▸ **Problem description**
Copy every line of the records below that holds the word "logo".

▸ **Source material**
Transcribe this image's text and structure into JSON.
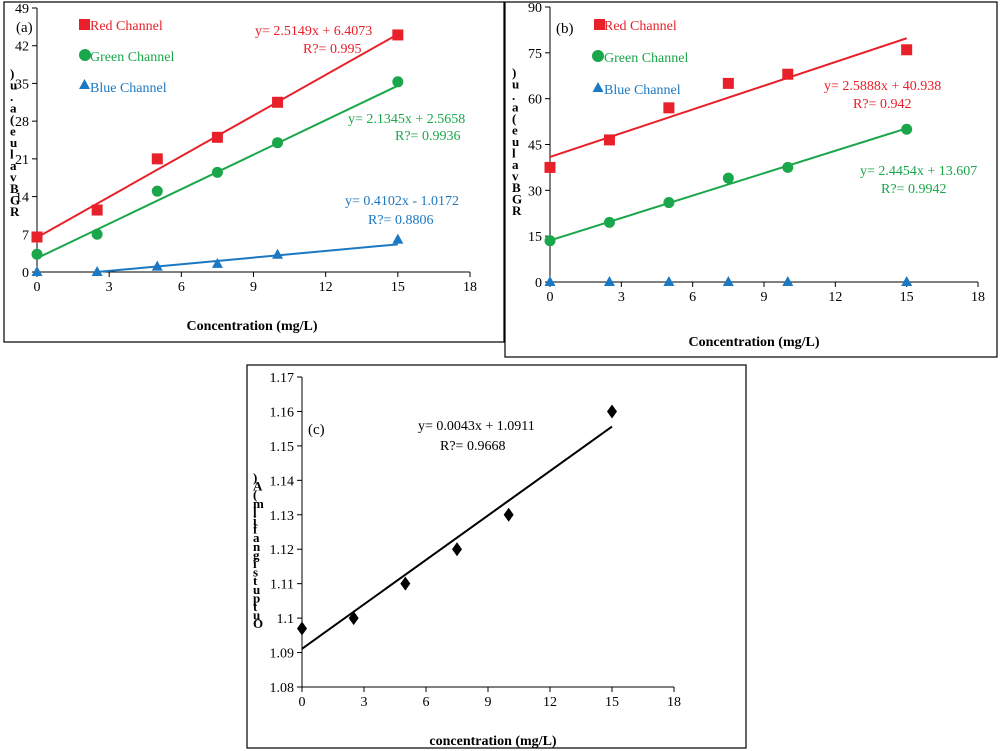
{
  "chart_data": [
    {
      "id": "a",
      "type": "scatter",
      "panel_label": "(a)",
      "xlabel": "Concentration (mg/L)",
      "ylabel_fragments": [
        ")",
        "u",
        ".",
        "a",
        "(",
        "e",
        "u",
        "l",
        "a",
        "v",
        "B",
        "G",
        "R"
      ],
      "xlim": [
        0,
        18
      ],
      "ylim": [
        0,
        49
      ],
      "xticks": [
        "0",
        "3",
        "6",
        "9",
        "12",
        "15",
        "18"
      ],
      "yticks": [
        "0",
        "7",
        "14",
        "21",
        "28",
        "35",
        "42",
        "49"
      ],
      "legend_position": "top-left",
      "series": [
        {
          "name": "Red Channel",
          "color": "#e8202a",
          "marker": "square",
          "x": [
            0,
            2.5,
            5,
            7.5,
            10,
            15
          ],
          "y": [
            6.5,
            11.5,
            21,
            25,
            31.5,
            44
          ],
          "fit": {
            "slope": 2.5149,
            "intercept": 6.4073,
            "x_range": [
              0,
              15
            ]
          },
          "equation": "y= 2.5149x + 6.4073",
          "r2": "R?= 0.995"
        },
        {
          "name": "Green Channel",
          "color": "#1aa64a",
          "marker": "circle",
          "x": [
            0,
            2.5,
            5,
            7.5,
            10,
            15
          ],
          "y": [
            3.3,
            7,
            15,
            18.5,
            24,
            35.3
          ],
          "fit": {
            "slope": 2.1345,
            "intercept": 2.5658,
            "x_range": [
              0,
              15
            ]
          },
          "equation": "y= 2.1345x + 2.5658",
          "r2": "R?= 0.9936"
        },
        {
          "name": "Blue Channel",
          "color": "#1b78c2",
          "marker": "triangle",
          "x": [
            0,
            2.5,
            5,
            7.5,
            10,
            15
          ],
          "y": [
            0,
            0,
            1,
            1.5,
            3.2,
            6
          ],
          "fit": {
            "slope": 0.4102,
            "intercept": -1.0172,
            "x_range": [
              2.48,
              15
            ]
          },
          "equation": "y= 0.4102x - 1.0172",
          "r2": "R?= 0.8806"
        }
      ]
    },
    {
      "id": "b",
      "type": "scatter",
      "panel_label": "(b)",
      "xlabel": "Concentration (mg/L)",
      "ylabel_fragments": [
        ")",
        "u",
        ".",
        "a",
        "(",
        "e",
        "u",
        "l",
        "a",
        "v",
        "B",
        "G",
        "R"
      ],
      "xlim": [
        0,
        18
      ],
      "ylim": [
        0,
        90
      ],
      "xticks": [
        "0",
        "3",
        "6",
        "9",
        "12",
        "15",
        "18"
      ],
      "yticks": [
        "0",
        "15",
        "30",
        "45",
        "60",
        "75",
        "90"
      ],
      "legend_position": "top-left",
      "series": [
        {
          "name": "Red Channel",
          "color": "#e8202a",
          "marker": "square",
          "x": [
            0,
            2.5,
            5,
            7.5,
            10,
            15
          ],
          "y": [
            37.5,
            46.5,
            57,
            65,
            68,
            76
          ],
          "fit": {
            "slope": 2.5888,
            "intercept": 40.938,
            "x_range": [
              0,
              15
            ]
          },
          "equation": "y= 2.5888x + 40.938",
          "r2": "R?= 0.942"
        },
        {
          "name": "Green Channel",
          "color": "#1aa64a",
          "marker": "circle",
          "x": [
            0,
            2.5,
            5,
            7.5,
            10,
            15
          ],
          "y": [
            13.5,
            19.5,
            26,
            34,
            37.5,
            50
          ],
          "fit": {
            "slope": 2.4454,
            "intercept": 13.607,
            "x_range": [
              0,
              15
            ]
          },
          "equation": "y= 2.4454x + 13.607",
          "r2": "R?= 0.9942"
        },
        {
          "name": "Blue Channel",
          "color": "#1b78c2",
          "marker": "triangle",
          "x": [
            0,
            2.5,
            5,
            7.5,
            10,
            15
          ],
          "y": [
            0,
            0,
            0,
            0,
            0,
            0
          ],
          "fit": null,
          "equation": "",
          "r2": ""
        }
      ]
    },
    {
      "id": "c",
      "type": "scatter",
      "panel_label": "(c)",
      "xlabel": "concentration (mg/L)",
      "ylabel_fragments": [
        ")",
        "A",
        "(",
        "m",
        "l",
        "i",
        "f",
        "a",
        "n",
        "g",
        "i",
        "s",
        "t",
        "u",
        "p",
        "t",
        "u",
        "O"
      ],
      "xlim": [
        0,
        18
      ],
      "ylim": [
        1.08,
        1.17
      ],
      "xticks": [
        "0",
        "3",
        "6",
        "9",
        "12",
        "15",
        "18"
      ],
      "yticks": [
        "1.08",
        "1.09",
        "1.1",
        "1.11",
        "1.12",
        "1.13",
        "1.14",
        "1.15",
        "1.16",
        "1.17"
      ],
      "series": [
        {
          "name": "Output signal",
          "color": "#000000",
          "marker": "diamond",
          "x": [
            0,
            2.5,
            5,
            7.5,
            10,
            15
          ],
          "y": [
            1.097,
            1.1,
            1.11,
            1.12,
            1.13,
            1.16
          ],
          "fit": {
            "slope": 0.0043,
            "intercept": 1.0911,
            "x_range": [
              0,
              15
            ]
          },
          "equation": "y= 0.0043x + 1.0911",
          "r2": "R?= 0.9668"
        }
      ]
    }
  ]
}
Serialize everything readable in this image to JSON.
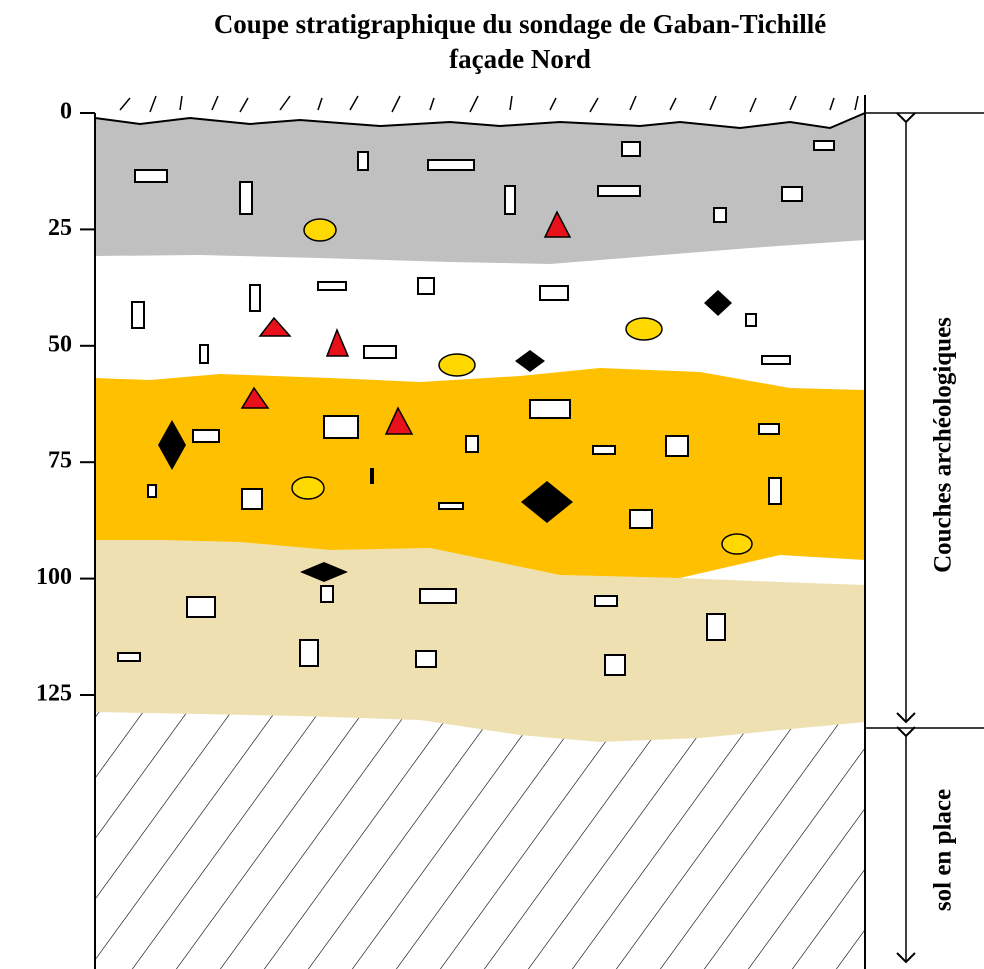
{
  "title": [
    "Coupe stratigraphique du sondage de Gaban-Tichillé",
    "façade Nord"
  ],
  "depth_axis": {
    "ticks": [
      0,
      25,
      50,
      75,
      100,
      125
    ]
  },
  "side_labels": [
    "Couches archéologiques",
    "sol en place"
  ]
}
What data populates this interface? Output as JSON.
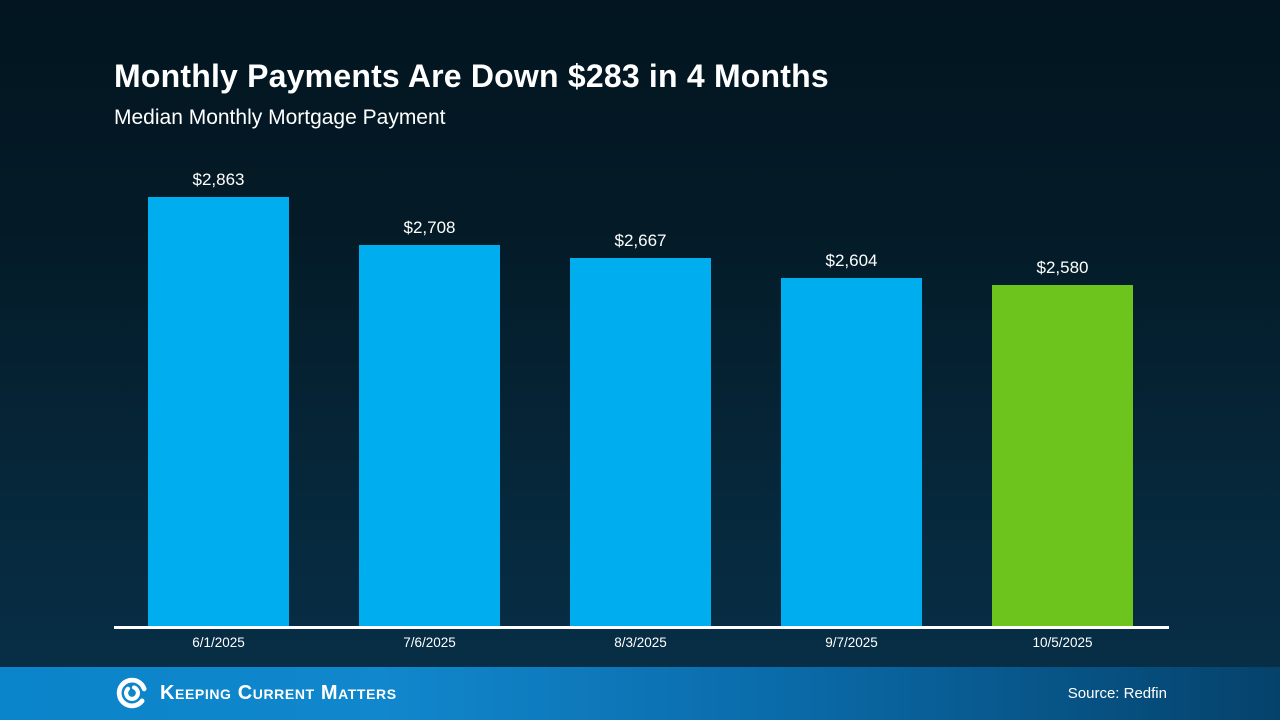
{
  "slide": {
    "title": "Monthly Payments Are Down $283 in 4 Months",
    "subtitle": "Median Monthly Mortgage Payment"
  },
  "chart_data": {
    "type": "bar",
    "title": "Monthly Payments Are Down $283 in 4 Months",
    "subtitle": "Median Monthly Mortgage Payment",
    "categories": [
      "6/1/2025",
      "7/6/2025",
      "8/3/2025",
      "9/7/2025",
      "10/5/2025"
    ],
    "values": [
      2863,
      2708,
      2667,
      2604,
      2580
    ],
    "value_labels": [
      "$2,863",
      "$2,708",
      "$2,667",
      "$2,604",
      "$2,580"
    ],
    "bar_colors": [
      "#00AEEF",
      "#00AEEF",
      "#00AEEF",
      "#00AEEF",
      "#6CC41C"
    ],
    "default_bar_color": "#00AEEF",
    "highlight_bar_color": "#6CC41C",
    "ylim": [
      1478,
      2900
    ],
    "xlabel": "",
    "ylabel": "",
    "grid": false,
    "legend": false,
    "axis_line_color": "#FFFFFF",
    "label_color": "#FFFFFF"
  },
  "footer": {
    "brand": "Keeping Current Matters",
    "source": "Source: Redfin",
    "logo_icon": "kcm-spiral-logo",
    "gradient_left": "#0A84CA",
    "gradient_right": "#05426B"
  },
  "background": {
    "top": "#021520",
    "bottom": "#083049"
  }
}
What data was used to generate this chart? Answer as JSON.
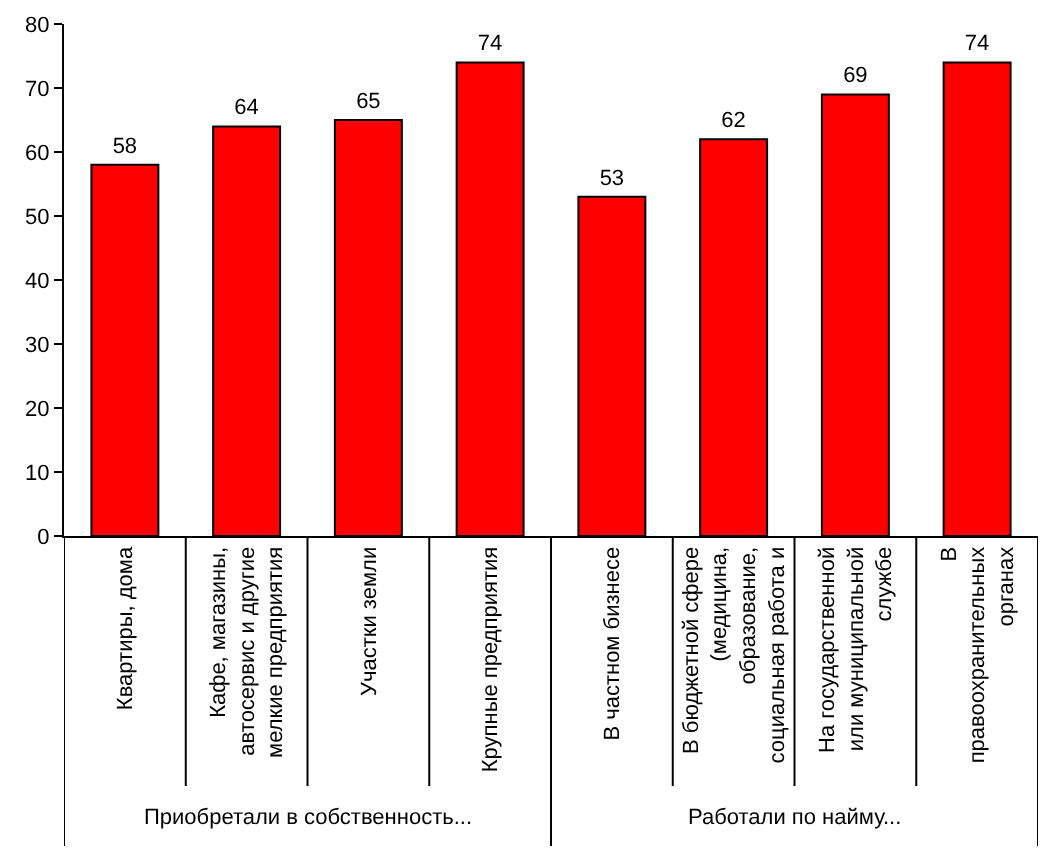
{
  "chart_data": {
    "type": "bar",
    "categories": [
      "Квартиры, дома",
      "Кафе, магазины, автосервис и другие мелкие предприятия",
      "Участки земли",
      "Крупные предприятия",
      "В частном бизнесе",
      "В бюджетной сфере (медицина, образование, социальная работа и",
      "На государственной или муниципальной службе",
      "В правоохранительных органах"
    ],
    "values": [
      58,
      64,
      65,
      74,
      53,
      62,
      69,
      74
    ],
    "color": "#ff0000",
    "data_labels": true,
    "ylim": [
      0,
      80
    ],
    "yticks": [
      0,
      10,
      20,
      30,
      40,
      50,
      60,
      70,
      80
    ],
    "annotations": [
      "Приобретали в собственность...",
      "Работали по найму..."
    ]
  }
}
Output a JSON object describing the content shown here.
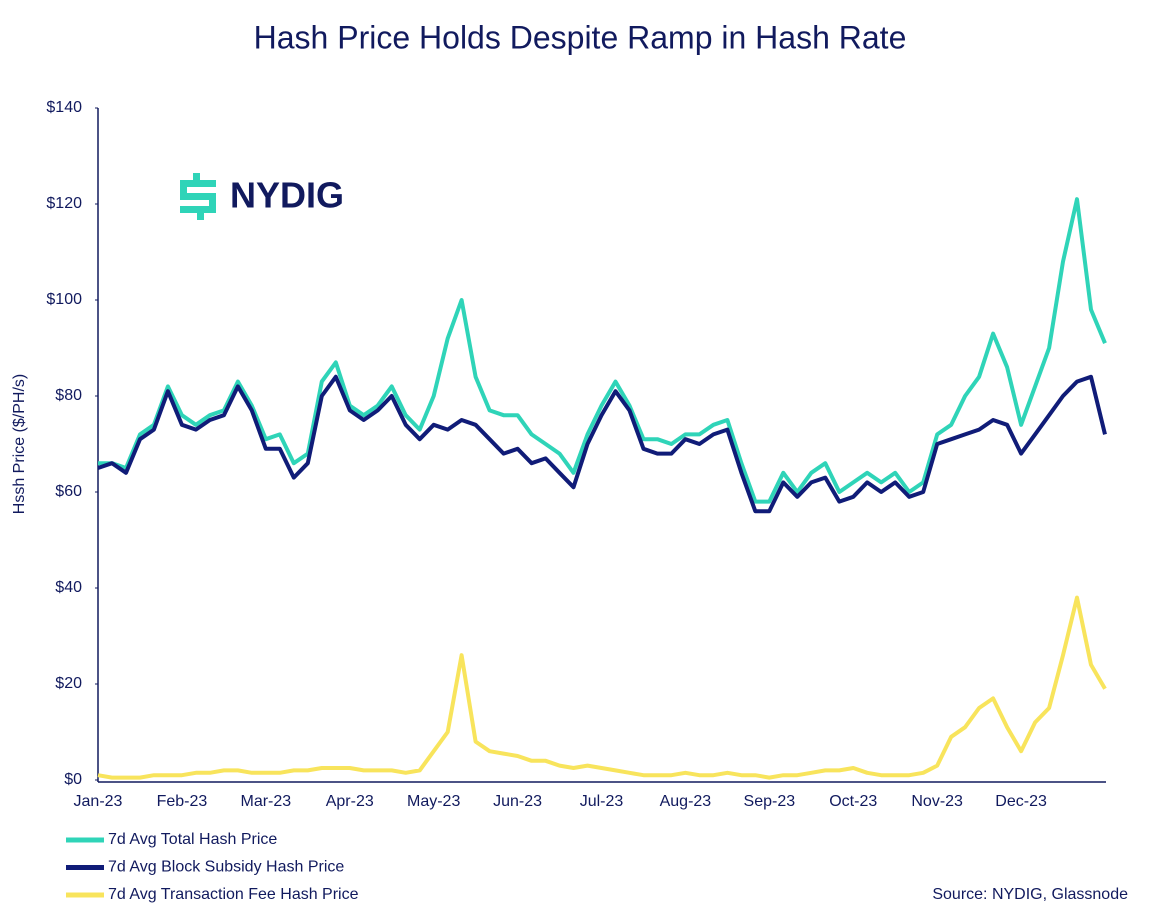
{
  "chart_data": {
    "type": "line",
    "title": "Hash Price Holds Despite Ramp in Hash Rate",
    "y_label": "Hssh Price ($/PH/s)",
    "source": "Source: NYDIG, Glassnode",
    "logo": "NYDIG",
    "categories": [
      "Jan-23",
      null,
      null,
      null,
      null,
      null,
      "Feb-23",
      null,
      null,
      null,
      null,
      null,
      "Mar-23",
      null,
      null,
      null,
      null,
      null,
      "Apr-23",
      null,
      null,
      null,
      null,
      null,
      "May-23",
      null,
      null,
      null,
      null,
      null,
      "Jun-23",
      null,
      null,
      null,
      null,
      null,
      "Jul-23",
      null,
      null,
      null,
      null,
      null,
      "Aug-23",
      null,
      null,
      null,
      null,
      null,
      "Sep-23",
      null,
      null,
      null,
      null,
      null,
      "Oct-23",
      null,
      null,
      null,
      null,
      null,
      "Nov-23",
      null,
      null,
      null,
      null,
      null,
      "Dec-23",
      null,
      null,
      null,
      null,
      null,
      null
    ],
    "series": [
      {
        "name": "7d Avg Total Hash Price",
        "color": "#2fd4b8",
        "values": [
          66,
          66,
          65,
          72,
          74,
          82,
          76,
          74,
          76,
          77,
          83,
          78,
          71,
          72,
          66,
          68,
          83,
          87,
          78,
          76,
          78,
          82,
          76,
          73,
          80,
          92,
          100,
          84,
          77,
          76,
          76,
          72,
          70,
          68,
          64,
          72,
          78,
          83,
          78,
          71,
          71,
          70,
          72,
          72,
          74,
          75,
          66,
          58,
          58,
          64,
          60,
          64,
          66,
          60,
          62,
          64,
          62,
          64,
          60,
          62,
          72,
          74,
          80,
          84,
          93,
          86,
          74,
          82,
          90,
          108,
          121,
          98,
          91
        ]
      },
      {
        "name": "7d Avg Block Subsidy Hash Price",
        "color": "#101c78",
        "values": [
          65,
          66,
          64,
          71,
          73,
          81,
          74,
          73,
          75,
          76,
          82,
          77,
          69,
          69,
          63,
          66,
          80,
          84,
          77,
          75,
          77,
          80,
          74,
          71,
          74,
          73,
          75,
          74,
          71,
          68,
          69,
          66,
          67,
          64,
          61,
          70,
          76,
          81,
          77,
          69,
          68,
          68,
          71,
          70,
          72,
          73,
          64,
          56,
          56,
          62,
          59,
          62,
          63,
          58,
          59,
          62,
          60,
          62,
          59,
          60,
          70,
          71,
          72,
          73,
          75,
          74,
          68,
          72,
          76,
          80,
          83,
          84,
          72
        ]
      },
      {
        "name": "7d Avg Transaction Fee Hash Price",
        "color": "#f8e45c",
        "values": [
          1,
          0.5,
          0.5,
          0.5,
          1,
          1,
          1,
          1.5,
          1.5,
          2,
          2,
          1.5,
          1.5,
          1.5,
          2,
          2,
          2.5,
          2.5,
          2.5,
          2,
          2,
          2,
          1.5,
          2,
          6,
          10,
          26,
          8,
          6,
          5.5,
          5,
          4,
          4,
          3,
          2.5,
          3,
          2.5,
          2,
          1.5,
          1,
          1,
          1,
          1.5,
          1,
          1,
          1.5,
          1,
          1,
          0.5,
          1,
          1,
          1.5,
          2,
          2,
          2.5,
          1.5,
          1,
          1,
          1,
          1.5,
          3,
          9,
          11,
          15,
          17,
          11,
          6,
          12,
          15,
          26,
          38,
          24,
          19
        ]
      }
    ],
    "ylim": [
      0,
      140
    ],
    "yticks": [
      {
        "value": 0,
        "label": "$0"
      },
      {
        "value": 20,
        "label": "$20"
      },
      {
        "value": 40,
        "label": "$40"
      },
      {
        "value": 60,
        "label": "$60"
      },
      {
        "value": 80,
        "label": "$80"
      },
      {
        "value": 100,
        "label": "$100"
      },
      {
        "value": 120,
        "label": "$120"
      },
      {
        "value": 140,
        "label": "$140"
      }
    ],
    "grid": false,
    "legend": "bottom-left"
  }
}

▸ **Result**
    "logo_icon": "kcm-spiral-logo",
    "logo": "NYDIG",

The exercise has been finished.